Copy the table saw passage below from "Use support tables" to "my table saw?", changing "cleat" to "guide strip".

▸ **Quoted passage**:
[Start of Attachment]
Assemble and check the test pieces for a tight fit. The jig may need to be slightly shifted in the miter gauge.

How do I use my table saw to cut plywood?

Plywood is unwieldy to cut on a table saw; it’s heavy, sometimes warped and can be difficult to guide along the rip fence.

Use support tables and rollers (front, sides, and back) to help hold the wood.

When possible, first rough-cut the sheet about an inch oversize with a circular saw, then make the final cut on the table saw.

If you need to cut a sheet larger than your rip fence will allow, use the method shown above. A 2x4 cleat, temporarily screwed to the bottom side of the plywood, is guided along one edge of the saw’s table to create a straight cut.

By the way, always cut plywood and laminates “good side up” on a table saw; the blade tends to chip and splinter the bottom side.

Can I cut 45-degree miters with my table saw?

Yep — at least moldings up to about 3 ft. long for picture frames or other projects. Longer pieces will be awkward to handle, require more room to maneuver and will be less accurately cut on a table saw — use a miter saw instead.
[End of Attachment]
▸ **Records shown**:
[Start of Attachment]
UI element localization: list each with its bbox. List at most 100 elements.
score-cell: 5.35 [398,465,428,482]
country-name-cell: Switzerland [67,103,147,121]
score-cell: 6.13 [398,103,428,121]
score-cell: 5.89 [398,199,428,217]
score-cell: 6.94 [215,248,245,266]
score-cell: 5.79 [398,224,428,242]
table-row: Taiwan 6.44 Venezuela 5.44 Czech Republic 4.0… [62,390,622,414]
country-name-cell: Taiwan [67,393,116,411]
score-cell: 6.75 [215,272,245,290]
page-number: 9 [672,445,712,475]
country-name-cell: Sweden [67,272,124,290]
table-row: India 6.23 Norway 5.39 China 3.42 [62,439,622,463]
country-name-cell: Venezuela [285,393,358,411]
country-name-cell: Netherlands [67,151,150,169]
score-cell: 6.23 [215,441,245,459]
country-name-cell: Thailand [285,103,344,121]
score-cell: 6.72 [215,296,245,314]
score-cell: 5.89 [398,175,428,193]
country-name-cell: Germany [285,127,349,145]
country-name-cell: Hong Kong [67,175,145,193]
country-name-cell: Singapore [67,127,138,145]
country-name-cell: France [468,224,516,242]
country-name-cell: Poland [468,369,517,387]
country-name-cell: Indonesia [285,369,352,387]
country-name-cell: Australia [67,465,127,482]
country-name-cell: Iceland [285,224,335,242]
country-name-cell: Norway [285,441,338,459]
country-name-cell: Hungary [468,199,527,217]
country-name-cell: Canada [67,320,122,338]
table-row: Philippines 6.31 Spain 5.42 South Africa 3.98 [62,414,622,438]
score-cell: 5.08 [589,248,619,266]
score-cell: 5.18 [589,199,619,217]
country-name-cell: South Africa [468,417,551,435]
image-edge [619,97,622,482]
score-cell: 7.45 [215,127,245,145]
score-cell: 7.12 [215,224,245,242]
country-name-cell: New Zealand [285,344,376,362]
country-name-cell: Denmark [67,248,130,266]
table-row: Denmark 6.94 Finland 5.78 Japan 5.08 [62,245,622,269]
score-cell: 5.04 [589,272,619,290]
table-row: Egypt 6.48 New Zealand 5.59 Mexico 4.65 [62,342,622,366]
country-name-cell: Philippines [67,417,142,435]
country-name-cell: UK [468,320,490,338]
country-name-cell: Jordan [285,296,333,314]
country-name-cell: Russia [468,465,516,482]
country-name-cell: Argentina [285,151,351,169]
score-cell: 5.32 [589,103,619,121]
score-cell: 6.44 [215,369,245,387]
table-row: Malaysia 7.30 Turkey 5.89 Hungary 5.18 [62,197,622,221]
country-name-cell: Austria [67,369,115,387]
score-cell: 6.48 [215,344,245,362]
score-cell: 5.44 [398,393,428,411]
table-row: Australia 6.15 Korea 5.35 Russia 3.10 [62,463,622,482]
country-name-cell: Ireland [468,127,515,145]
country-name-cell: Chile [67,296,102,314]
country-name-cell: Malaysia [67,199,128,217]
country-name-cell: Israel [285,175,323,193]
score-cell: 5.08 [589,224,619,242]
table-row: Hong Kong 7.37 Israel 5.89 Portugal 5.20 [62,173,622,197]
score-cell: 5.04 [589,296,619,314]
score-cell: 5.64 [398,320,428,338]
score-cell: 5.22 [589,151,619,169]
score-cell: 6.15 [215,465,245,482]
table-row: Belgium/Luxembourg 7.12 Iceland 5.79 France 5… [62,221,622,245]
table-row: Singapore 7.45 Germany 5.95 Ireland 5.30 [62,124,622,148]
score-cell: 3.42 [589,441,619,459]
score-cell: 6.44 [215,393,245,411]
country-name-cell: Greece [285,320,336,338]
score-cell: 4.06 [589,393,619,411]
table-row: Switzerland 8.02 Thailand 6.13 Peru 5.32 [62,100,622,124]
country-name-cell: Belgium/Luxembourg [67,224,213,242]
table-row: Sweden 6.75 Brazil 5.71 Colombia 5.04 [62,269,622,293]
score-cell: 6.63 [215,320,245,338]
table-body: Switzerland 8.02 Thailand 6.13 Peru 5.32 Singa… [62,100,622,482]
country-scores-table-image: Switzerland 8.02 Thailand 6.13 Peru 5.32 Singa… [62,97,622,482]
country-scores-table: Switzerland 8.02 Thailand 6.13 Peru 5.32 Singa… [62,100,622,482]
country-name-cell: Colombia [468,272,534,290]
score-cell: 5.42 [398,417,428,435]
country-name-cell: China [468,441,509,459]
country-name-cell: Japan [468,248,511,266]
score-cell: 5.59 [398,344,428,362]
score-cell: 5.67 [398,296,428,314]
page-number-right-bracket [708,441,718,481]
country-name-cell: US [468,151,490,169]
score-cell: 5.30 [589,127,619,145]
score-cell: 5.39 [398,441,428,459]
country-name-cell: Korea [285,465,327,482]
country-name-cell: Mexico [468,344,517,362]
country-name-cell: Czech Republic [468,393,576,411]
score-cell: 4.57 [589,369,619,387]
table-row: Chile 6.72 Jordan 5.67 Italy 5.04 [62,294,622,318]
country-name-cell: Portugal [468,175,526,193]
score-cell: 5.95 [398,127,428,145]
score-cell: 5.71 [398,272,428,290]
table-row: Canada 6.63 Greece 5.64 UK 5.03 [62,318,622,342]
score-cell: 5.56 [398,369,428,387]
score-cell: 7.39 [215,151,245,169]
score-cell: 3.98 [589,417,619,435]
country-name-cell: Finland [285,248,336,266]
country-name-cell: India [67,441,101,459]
[End of Attachment]
▸ **Written response**:
Use support tables and rollers (front, sides, and back) to help hold the wood.

When possible, first rough-cut the sheet about an inch oversize with a circular saw, then make the final cut on the table saw.

If you need to cut a sheet larger than your rip fence will allow, use the method shown above. A 2x4 guide strip, temporarily screwed to the bottom side of the plywood, is guided along one edge of the saw’s table to create a straight cut.

By the way, always cut plywood and laminates “good side up” on a table saw; the blade tends to chip and splinter the bottom side.

Can I cut 45-degree miters with my table saw?